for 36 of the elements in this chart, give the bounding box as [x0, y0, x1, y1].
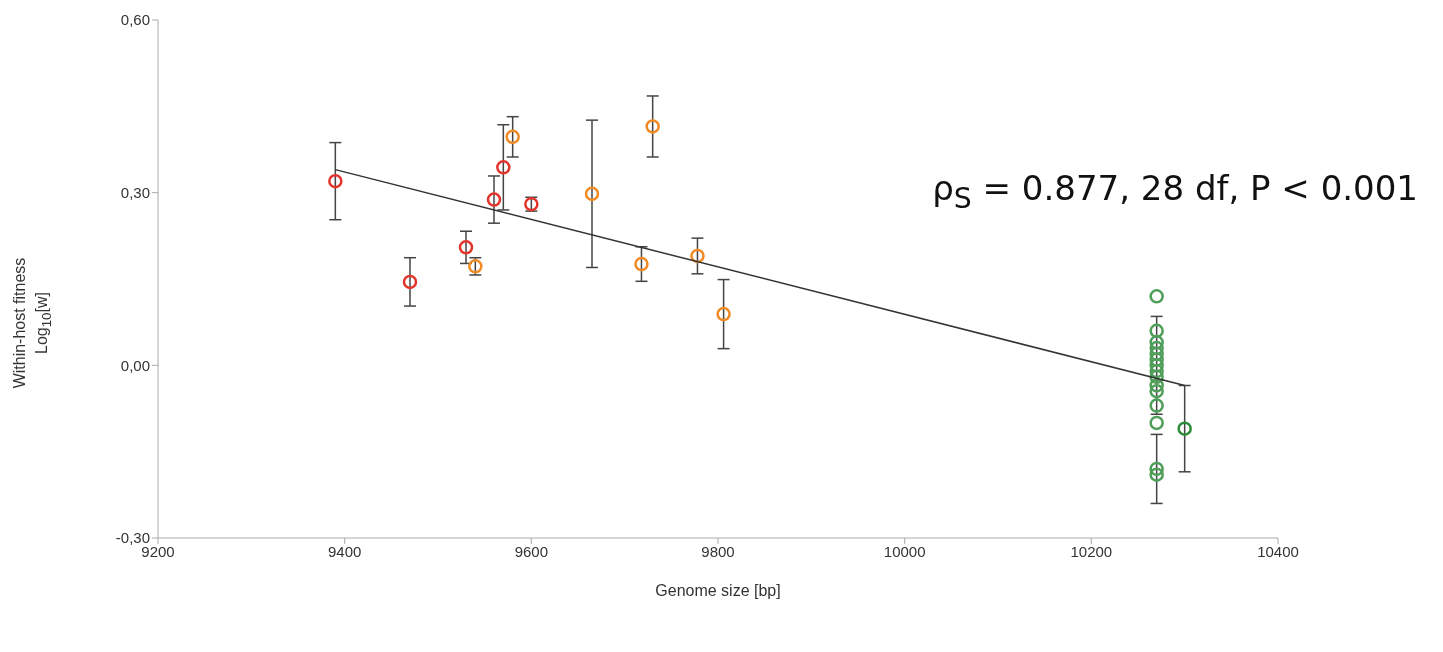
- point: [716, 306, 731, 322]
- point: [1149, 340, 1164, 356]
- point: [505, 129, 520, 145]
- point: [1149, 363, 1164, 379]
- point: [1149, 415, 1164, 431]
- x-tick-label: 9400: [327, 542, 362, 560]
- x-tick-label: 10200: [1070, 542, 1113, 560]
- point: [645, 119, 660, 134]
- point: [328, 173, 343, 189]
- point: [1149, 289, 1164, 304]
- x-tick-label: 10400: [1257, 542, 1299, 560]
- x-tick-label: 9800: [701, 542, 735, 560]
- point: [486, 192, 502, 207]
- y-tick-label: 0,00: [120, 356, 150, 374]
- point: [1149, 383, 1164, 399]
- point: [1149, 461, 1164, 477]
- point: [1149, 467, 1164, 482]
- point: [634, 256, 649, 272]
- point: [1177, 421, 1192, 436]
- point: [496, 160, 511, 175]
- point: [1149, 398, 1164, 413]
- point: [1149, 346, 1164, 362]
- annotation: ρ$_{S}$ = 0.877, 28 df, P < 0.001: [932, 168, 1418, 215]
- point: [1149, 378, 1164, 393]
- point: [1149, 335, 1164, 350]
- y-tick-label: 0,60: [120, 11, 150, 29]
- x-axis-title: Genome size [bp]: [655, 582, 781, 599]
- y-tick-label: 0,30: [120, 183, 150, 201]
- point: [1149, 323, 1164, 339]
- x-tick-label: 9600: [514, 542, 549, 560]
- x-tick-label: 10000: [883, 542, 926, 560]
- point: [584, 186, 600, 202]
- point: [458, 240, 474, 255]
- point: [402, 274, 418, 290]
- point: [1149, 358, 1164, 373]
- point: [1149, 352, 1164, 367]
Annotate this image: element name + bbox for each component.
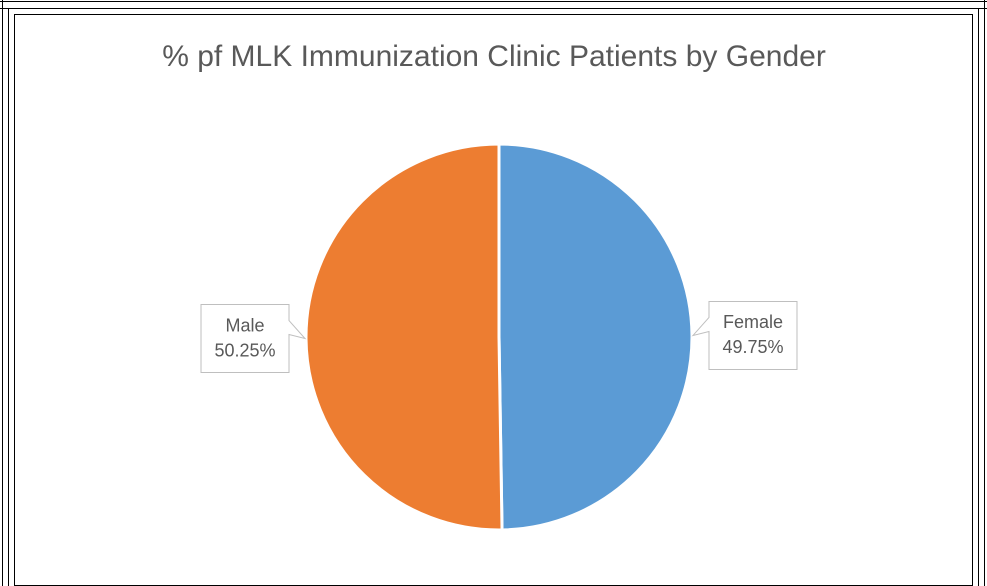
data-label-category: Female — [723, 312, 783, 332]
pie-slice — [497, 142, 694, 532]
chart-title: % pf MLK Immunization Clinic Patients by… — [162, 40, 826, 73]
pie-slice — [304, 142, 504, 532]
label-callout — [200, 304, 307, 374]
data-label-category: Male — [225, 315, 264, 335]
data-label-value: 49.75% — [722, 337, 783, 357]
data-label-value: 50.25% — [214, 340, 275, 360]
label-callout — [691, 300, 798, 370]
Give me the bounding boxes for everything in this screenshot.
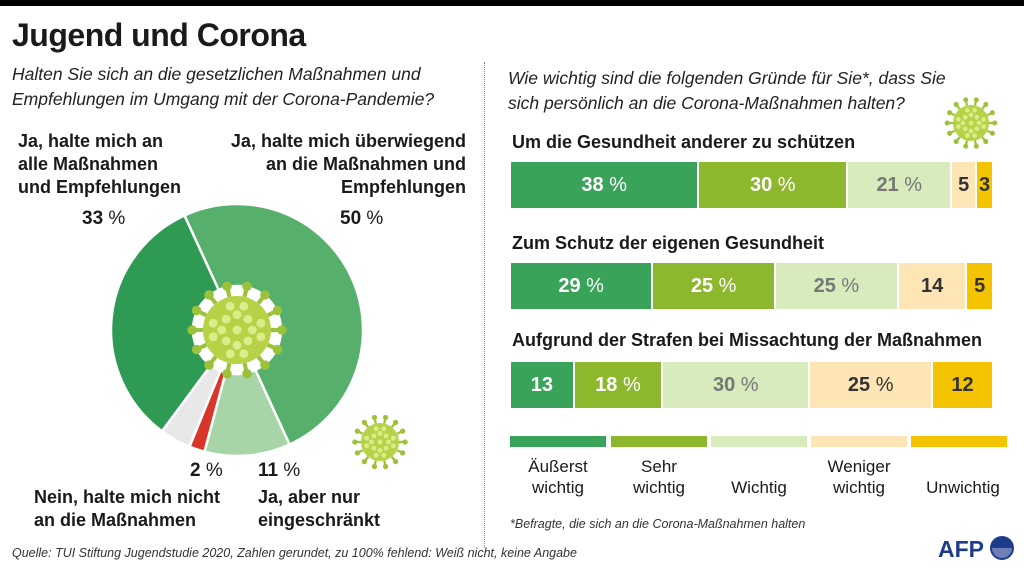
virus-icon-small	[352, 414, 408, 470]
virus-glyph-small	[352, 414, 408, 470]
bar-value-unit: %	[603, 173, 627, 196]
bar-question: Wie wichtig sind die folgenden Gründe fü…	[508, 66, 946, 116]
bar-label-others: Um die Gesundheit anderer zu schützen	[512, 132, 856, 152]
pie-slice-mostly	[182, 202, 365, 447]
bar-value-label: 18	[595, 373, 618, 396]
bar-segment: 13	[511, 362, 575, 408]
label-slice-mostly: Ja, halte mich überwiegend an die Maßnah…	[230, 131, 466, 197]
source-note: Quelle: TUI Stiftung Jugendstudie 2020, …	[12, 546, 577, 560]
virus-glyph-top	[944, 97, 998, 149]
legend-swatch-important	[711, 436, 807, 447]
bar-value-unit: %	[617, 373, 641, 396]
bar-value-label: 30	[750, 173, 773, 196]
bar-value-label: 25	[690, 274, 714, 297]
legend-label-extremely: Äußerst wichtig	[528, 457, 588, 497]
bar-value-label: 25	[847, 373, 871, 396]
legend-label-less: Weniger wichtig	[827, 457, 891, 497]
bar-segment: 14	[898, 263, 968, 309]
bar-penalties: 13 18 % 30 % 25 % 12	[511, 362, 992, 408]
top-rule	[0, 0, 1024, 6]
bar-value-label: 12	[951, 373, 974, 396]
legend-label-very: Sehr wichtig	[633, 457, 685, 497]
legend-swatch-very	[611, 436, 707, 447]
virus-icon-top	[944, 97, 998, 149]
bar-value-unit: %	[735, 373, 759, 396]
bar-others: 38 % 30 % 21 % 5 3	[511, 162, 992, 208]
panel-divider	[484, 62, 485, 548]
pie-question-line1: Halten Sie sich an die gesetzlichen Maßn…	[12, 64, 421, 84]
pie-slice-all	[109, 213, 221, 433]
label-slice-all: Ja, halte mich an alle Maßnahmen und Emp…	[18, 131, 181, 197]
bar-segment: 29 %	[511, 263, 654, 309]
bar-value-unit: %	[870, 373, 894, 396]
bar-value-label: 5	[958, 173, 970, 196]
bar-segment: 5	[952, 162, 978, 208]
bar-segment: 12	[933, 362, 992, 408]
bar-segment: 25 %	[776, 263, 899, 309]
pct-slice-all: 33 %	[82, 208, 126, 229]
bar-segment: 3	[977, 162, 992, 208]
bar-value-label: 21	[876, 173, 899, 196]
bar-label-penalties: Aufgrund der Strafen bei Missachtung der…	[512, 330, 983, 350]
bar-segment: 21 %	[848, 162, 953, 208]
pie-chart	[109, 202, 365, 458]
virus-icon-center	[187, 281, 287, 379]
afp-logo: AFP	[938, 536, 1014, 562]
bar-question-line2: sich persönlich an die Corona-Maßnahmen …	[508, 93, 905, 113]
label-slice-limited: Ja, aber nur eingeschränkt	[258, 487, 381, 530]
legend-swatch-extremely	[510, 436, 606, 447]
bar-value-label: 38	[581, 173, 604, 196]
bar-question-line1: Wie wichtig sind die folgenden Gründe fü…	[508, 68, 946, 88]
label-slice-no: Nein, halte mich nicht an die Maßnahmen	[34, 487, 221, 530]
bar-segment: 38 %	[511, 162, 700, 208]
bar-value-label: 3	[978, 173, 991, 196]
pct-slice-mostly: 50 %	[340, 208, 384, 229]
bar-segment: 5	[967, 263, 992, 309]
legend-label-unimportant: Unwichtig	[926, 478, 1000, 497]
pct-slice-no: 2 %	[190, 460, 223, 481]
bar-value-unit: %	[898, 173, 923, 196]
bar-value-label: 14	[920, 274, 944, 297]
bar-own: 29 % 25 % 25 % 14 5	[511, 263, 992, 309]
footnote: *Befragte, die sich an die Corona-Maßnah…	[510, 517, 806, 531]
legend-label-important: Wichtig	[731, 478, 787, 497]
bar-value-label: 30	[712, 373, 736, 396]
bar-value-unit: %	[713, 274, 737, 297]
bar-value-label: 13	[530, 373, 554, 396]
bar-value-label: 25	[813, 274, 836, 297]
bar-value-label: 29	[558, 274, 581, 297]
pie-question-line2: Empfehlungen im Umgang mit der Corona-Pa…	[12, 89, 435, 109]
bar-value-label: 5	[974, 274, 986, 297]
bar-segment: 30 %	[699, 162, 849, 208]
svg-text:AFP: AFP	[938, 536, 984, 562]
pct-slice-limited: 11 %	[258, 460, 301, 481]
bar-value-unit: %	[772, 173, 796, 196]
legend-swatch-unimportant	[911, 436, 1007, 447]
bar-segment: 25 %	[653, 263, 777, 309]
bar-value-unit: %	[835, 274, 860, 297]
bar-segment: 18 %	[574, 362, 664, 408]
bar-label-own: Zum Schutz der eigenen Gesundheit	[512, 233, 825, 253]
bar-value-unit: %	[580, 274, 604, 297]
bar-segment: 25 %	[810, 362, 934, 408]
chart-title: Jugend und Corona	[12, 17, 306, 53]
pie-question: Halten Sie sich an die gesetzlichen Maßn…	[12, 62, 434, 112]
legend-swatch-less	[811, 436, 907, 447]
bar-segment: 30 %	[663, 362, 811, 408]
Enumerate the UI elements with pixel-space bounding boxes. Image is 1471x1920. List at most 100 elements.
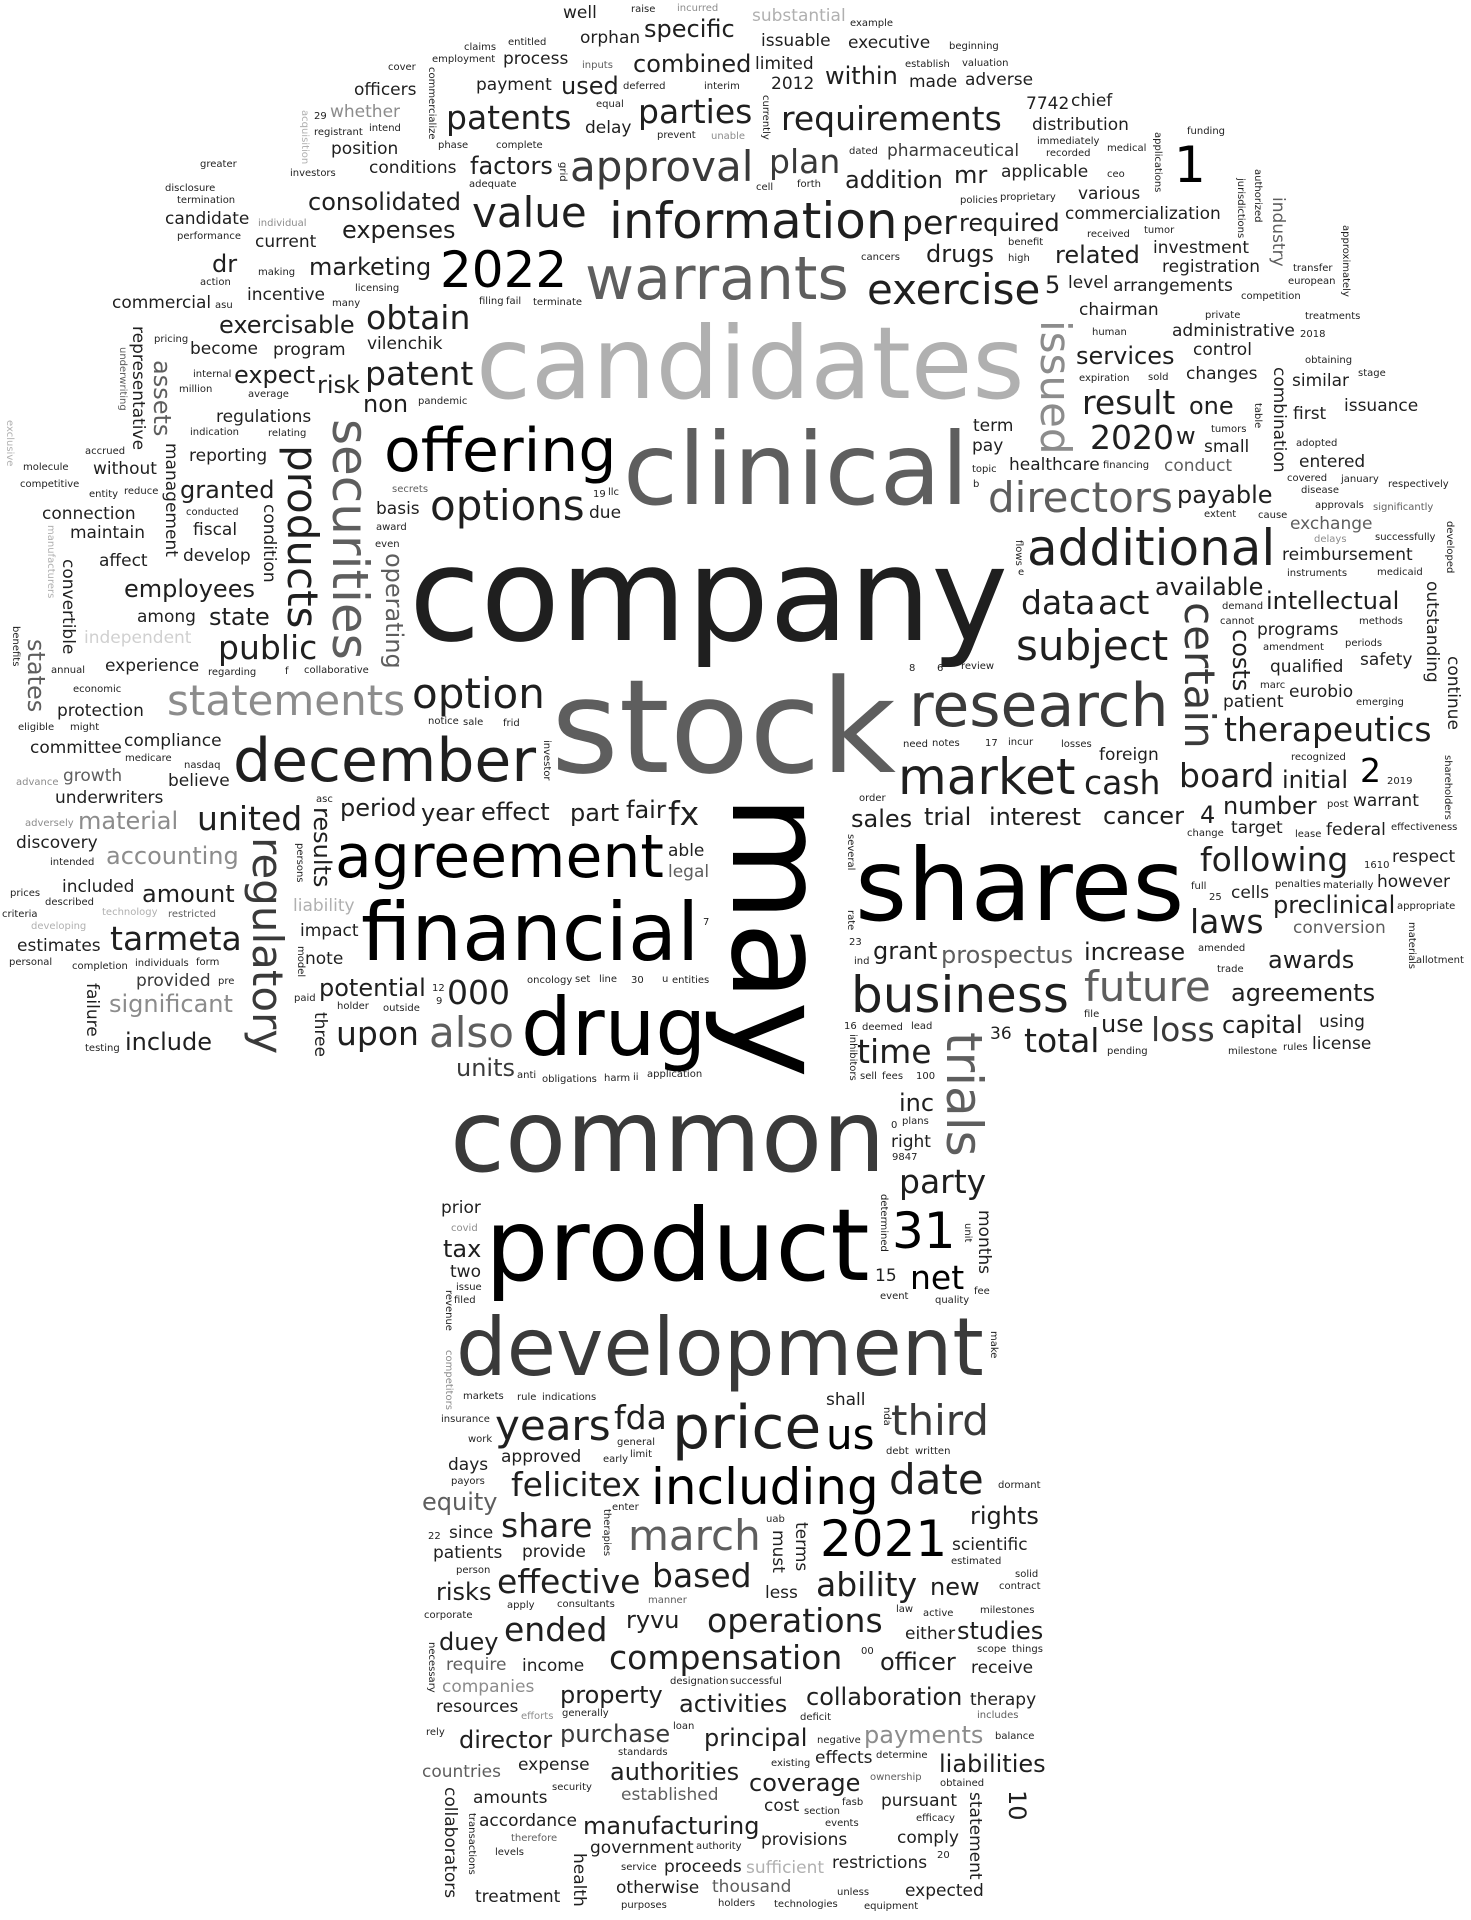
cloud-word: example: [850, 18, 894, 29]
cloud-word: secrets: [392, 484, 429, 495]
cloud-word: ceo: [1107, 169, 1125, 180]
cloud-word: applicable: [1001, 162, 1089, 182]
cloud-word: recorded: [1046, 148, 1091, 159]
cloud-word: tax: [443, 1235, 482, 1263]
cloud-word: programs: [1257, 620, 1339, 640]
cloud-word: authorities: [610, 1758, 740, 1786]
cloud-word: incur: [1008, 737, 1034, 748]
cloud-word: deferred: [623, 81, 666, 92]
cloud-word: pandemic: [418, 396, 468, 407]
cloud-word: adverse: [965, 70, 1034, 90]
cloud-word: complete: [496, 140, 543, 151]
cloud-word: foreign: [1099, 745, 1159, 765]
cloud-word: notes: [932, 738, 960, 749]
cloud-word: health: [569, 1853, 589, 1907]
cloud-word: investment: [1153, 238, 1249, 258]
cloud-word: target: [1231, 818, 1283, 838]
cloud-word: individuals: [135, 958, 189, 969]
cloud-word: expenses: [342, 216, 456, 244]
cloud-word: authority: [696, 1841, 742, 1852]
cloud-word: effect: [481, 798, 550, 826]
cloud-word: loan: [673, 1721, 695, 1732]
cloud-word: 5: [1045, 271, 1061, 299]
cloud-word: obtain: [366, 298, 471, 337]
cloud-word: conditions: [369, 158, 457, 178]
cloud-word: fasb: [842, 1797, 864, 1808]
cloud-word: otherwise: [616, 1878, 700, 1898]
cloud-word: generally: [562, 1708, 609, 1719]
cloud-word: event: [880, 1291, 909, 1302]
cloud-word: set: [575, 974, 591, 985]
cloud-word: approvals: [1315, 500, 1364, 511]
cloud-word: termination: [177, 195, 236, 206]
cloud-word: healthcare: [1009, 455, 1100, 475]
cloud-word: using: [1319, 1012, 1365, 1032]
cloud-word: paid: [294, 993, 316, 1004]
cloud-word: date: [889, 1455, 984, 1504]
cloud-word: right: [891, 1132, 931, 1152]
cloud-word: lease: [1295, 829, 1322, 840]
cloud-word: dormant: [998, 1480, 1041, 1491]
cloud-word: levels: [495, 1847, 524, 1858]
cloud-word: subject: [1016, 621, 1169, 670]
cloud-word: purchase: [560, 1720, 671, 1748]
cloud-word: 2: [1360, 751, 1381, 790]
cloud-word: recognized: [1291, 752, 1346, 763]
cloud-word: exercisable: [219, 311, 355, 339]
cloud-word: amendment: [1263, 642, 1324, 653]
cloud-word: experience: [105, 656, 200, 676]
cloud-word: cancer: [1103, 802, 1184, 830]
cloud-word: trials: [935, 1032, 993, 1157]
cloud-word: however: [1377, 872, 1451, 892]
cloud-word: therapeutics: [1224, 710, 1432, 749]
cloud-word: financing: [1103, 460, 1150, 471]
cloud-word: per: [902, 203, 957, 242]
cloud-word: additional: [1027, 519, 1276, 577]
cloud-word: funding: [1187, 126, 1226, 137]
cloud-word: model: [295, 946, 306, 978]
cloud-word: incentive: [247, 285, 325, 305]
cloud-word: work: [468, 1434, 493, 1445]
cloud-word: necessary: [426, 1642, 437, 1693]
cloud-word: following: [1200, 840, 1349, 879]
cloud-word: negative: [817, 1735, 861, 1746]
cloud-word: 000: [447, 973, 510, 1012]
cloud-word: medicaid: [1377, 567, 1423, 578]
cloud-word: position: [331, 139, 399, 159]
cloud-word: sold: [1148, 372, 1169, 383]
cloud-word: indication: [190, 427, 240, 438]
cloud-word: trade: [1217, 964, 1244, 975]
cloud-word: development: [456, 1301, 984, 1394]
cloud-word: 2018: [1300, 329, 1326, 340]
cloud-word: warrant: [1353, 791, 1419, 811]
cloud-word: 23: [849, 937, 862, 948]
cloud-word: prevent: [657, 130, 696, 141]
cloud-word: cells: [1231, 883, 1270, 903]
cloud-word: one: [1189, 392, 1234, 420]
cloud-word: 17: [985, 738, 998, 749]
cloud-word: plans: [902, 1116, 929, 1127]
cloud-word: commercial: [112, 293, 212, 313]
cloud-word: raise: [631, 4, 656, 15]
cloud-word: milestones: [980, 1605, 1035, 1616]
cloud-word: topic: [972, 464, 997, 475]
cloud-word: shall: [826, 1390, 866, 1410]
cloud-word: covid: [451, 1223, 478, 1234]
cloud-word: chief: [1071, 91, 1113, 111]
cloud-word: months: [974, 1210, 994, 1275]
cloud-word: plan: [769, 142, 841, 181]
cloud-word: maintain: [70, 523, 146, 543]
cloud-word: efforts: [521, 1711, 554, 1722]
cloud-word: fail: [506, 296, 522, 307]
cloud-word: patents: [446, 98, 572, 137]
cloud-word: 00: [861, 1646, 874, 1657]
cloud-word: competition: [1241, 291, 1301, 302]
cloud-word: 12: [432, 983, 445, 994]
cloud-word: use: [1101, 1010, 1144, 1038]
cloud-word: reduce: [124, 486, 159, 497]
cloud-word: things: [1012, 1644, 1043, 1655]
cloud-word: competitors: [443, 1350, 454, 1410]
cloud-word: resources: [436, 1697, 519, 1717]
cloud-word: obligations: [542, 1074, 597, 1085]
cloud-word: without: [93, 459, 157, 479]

> [About this exercise] From the entries above, extract each line containing "penalties".

> [Solution to the exercise]
bar-penalties: 13 18 % 30 % 25 % 12	[511, 362, 992, 408]
bar-label-penalties: Aufgrund der Strafen bei Missachtung der…	[512, 330, 983, 350]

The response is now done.